Each line of the material must be returned exactly.

## begin INPUT FOR THIS TASK

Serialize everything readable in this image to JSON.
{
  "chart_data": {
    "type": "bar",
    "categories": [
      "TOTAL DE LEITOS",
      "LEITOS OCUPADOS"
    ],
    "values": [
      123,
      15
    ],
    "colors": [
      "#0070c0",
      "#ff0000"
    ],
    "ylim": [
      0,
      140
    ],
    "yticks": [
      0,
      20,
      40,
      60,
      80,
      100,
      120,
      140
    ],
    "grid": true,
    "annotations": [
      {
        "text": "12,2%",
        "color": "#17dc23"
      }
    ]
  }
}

## end INPUT FOR THIS TASK

→ **EXPECTED ANSWER**
Serialize everything readable in this image to JSON.
{
  "chart_data": {
    "type": "bar",
    "categories": [
      "TOTAL DE LEITOS",
      "LEITOS OCUPADOS"
    ],
    "values": [
      123,
      15
    ],
    "colors": [
      "#0070c0",
      "#ff0000"
    ],
    "ylim": [
      0,
      140
    ],
    "yticks": [
      0,
      20,
      40,
      60,
      80,
      100,
      120,
      140
    ],
    "grid": true,
    "annotations": [
      {
        "text": "12,2%",
        "color": "#17dc23"
      }
    ]
  }
}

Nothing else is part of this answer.